### GIVEN INSTRUCTION
Identify the lines bearing the string "삿포로로" and gather them.

### INFORMATION PROVIDED
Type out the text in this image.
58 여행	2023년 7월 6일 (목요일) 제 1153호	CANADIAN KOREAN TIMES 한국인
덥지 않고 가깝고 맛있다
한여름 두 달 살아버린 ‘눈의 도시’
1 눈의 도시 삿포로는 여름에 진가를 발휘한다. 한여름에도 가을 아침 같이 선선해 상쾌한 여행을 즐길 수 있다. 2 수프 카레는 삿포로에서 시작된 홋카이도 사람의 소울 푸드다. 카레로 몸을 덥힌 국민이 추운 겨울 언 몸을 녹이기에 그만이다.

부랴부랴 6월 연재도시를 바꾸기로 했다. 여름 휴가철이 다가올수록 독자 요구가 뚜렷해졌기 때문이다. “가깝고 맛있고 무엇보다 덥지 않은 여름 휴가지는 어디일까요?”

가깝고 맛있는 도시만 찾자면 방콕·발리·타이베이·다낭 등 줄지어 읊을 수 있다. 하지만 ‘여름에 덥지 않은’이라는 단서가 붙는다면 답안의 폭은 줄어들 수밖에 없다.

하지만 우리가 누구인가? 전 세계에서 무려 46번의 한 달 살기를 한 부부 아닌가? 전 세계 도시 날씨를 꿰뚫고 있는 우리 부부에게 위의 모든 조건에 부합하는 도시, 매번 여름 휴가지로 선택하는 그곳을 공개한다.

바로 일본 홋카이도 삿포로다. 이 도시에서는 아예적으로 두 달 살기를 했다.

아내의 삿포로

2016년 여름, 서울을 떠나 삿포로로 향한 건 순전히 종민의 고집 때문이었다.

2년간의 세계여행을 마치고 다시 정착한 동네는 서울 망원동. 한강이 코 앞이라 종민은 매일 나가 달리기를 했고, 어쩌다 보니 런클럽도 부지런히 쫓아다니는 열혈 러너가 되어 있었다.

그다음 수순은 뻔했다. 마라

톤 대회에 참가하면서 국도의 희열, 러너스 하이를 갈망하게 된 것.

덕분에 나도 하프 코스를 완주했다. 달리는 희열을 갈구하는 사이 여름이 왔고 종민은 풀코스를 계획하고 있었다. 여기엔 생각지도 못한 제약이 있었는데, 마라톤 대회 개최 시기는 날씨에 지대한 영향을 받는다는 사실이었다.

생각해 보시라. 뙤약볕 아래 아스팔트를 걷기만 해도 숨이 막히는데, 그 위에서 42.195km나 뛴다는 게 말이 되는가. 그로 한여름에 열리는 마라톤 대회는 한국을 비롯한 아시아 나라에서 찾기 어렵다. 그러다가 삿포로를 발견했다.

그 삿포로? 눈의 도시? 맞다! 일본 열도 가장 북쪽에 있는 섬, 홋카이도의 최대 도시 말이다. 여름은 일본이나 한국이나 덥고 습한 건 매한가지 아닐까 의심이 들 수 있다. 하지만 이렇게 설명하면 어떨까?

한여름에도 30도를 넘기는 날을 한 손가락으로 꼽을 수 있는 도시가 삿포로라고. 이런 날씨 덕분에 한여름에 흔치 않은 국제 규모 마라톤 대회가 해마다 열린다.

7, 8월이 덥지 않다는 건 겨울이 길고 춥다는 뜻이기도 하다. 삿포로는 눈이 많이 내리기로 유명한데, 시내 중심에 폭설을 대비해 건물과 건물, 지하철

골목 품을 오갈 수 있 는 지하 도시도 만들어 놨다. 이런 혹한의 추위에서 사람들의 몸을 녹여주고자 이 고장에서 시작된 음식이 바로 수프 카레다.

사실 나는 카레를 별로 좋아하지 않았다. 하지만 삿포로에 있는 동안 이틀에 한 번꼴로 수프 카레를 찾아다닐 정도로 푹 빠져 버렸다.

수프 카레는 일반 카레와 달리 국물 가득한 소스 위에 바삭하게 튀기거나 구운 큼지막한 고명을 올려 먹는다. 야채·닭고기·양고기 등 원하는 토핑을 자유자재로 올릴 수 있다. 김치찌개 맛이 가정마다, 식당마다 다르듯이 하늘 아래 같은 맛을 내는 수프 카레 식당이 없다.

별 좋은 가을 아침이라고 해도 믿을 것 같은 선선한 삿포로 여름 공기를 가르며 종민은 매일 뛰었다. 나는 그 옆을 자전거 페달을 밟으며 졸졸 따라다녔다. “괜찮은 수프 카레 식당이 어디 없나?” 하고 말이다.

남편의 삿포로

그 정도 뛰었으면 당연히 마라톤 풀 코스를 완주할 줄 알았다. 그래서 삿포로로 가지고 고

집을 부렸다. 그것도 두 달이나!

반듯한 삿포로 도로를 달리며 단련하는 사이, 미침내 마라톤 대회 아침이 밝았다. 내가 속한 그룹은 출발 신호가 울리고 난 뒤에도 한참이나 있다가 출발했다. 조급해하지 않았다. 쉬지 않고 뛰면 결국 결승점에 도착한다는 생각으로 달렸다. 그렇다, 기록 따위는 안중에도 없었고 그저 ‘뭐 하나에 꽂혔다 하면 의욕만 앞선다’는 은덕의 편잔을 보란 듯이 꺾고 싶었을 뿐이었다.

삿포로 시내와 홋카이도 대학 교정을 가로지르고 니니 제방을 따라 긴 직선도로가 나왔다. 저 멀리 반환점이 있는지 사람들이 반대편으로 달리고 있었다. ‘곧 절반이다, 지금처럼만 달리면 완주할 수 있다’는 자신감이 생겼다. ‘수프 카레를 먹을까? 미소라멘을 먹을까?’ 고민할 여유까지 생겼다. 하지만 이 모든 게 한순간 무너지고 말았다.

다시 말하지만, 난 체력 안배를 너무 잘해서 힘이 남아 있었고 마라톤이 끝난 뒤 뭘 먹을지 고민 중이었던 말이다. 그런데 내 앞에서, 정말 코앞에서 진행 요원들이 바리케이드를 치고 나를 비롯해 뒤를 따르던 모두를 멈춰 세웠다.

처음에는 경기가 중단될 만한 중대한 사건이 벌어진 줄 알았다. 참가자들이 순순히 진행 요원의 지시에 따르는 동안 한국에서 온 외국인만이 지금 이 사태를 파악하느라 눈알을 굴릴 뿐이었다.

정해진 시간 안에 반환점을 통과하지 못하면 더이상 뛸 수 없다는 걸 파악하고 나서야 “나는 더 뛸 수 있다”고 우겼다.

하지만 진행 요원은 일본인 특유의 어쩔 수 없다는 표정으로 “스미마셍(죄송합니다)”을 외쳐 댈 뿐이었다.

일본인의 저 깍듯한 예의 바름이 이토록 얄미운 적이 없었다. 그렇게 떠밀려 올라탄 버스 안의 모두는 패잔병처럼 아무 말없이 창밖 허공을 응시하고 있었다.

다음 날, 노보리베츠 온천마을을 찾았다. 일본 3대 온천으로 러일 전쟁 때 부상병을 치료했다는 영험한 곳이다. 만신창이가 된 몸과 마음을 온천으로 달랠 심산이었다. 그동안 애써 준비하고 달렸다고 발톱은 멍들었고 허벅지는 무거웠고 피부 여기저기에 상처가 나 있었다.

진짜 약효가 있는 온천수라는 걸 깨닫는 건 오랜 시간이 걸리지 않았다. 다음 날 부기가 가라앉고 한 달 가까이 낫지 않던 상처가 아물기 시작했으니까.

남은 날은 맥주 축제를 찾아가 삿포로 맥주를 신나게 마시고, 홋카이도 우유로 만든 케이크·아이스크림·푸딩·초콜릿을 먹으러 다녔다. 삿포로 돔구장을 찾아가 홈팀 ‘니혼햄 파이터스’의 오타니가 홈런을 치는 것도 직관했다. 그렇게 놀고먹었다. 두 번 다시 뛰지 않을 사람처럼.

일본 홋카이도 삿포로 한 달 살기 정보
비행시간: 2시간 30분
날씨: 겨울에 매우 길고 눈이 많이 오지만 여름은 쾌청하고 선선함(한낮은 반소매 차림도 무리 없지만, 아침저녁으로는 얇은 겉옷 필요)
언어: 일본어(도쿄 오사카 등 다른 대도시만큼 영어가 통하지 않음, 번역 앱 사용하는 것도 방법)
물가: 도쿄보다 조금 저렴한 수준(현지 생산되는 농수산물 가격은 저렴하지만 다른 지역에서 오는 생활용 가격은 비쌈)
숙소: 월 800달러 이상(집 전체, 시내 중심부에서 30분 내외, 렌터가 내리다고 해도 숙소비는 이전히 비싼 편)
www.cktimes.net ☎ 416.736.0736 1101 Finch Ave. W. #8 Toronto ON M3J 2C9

### WRITTEN SOLUTION
2016년 여름, 서울을 떠나 삿포로로 향한 건 순전히 종민의 고집 때문이었다.
그 정도 뛰었으면 당연히 마라톤 풀 코스를 완주할 줄 알았다. 그래서 삿포로로 가지고 고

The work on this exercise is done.